Stored records –
** begin **

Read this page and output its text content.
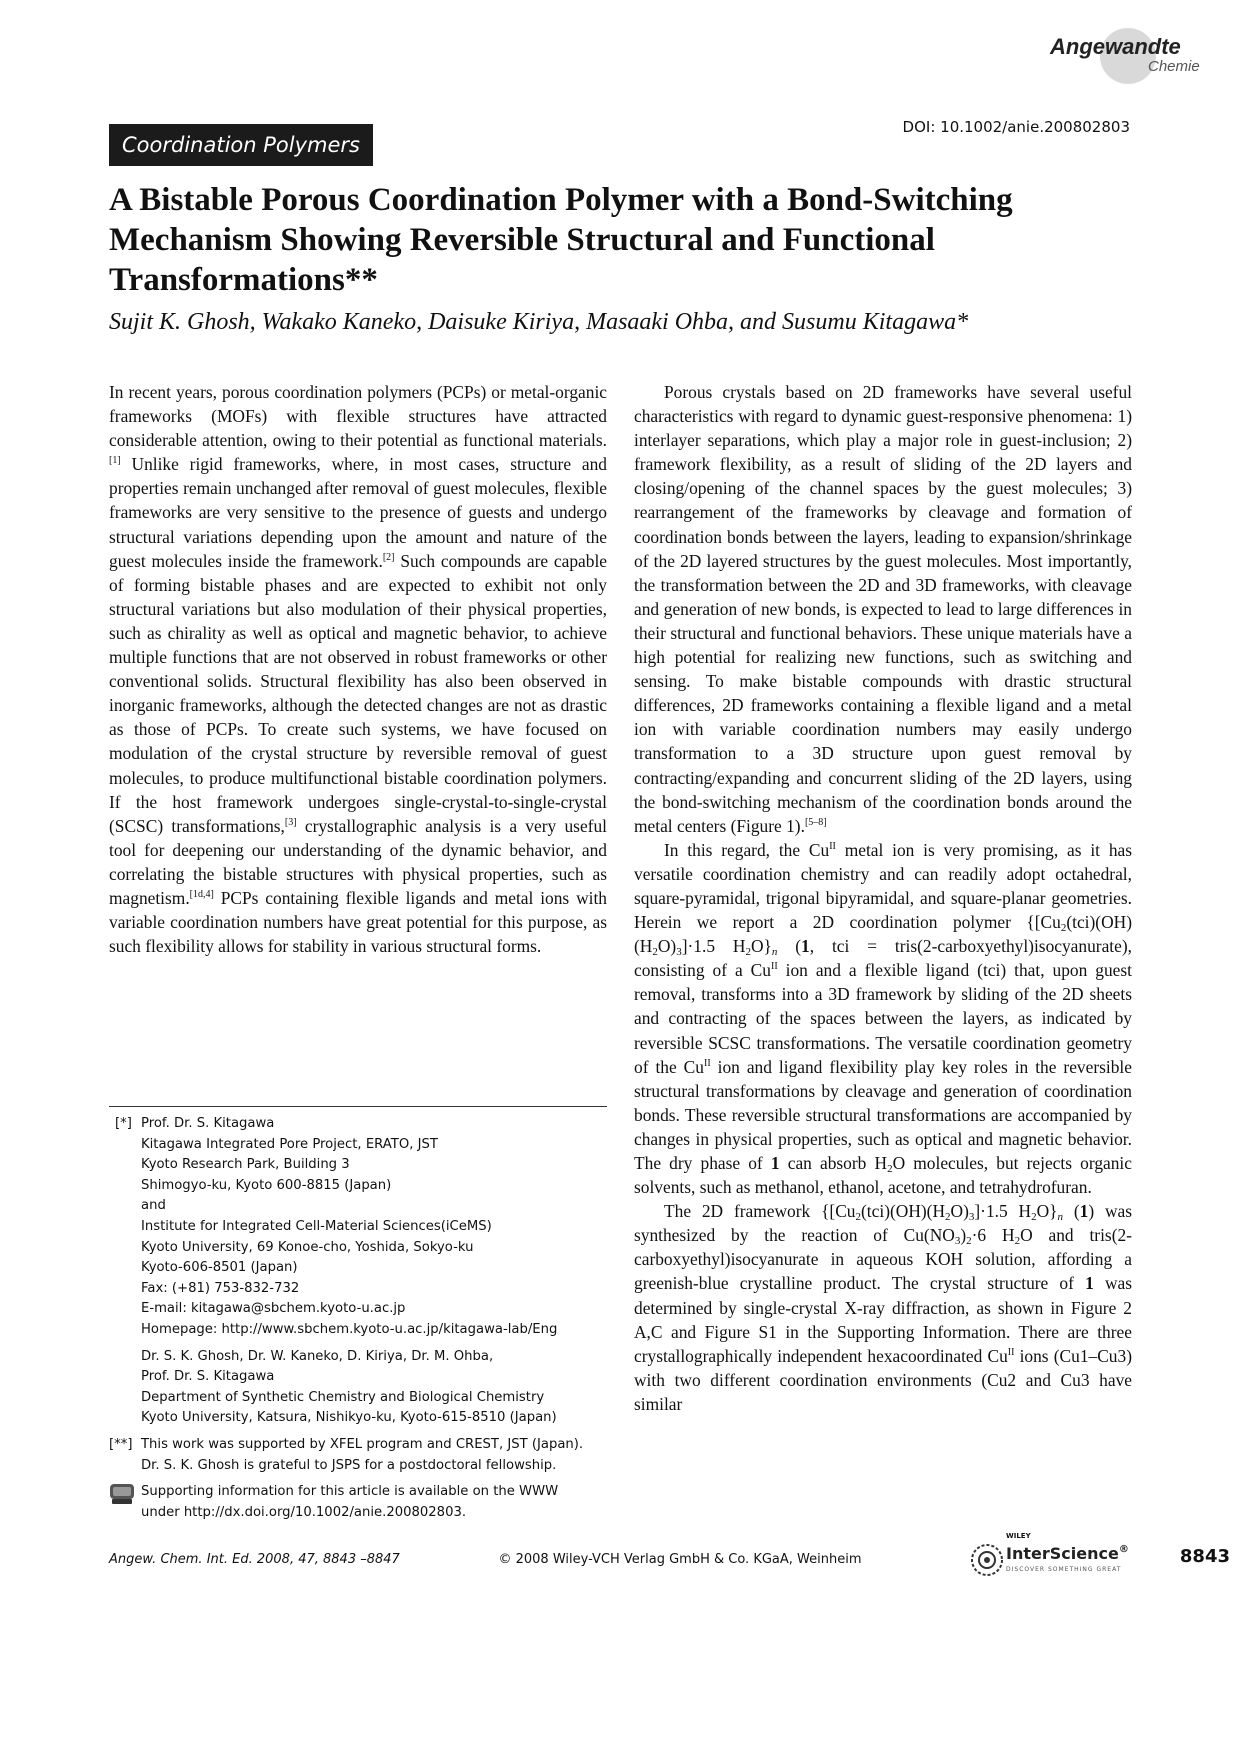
Angewandte
Chemie
Coordination Polymers
DOI: 10.1002/anie.200802803
A Bistable Porous Coordination Polymer with a Bond-Switching Mechanism Showing Reversible Structural and Functional Transformations**
Sujit K. Ghosh, Wakako Kaneko, Daisuke Kiriya, Masaaki Ohba, and Susumu Kitagawa*

In recent years, porous coordination polymers (PCPs) or metal-organic frameworks (MOFs) with flexible structures have attracted considerable attention, owing to their potential as functional materials.[1] Unlike rigid frameworks, where, in most cases, structure and properties remain unchanged after removal of guest molecules, flexible frameworks are very sensitive to the presence of guests and undergo structural variations depending upon the amount and nature of the guest molecules inside the framework.[2] Such compounds are capable of forming bistable phases and are expected to exhibit not only structural variations but also modulation of their physical properties, such as chirality as well as optical and magnetic behavior, to achieve multiple functions that are not observed in robust frameworks or other conventional solids. Structural flexibility has also been observed in inorganic frameworks, although the detected changes are not as drastic as those of PCPs. To create such systems, we have focused on modulation of the crystal structure by reversible removal of guest molecules, to produce multifunctional bistable coordination polymers. If the host framework undergoes single-crystal-to-single-crystal (SCSC) transformations,[3] crystallographic analysis is a very useful tool for deepening our understanding of the dynamic behavior, and correlating the bistable structures with physical properties, such as magnetism.[1d,4] PCPs containing flexible ligands and metal ions with variable coordination numbers have great potential for this purpose, as such flexibility allows for stability in various structural forms.

[*] Prof. Dr. S. Kitagawa
Kitagawa Integrated Pore Project, ERATO, JST
Kyoto Research Park, Building 3
Shimogyo-ku, Kyoto 600-8815 (Japan)
and
Institute for Integrated Cell-Material Sciences(iCeMS)
Kyoto University, 69 Konoe-cho, Yoshida, Sokyo-ku
Kyoto-606-8501 (Japan)
Fax: (+81) 753-832-732
E-mail: kitagawa@sbchem.kyoto-u.ac.jp
Homepage: http://www.sbchem.kyoto-u.ac.jp/kitagawa-lab/Eng
Dr. S. K. Ghosh, Dr. W. Kaneko, D. Kiriya, Dr. M. Ohba,
Prof. Dr. S. Kitagawa
Department of Synthetic Chemistry and Biological Chemistry
Kyoto University, Katsura, Nishikyo-ku, Kyoto-615-8510 (Japan)
[**] This work was supported by XFEL program and CREST, JST (Japan).
Dr. S. K. Ghosh is grateful to JSPS for a postdoctoral fellowship.
Supporting information for this article is available on the WWW
under http://dx.doi.org/10.1002/anie.200802803.

Porous crystals based on 2D frameworks have several useful characteristics with regard to dynamic guest-responsive phenomena: 1) interlayer separations, which play a major role in guest-inclusion; 2) framework flexibility, as a result of sliding of the 2D layers and closing/opening of the channel spaces by the guest molecules; 3) rearrangement of the frameworks by cleavage and formation of coordination bonds between the layers, leading to expansion/shrinkage of the 2D layered structures by the guest molecules. Most importantly, the transformation between the 2D and 3D frameworks, with cleavage and generation of new bonds, is expected to lead to large differences in their structural and functional behaviors. These unique materials have a high potential for realizing new functions, such as switching and sensing. To make bistable compounds with drastic structural differences, 2D frameworks containing a flexible ligand and a metal ion with variable coordination numbers may easily undergo transformation to a 3D structure upon guest removal by contracting/expanding and concurrent sliding of the 2D layers, using the bond-switching mechanism of the coordination bonds around the metal centers (Figure 1).[5–8]

In this regard, the $Cu^{II}$ metal ion is very promising, as it has versatile coordination chemistry and can readily adopt octahedral, square-pyramidal, trigonal bipyramidal, and square-planar geometries. Herein we report a 2D coordination polymer {$[Cu_2(tci)(OH)(H_2O)_3]\cdot 1.5$ $H_2O\}_n$ (1, tci = tris(2-carboxyethyl)isocyanurate), consisting of a $Cu^{II}$ ion and a flexible ligand (tci) that, upon guest removal, transforms into a 3D framework by sliding of the 2D sheets and contracting of the spaces between the layers, as indicated by reversible SCSC transformations. The versatile coordination geometry of the $Cu^{II}$ ion and ligand flexibility play key roles in the reversible structural transformations by cleavage and generation of coordination bonds. These reversible structural transformations are accompanied by changes in physical properties, such as optical and magnetic behavior. The dry phase of 1 can absorb $H_2O$ molecules, but rejects organic solvents, such as methanol, ethanol, acetone, and tetrahydrofuran.

The 2D framework {$[Cu_2(tci)(OH)(H_2O)_3]\cdot 1.5$ $H_2O\}_n$ (1) was synthesized by the reaction of $Cu(NO_3)_2\cdot 6$ $H_2O$ and tris(2-carboxyethyl)isocyanurate in aqueous KOH solution, affording a greenish-blue crystalline product. The crystal structure of 1 was determined by single-crystal X-ray diffraction, as shown in Figure 2 A,C and Figure S1 in the Supporting Information. There are three crystallographically independent hexacoordinated $Cu^{II}$ ions (Cu1–Cu3) with two different coordination environments (Cu2 and Cu3 have similar

Angew. Chem. Int. Ed. 2008, 47, 8843 –8847	© 2008 Wiley-VCH Verlag GmbH & Co. KGaA, Weinheim
WILEY
InterScience®
DISCOVER SOMETHING GREAT
8843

** end **

Given task – Check all the records above and select each line where the string "http" is found.

Worked solution –
Homepage: http://www.sbchem.kyoto-u.ac.jp/kitagawa-lab/Eng
under http://dx.doi.org/10.1002/anie.200802803.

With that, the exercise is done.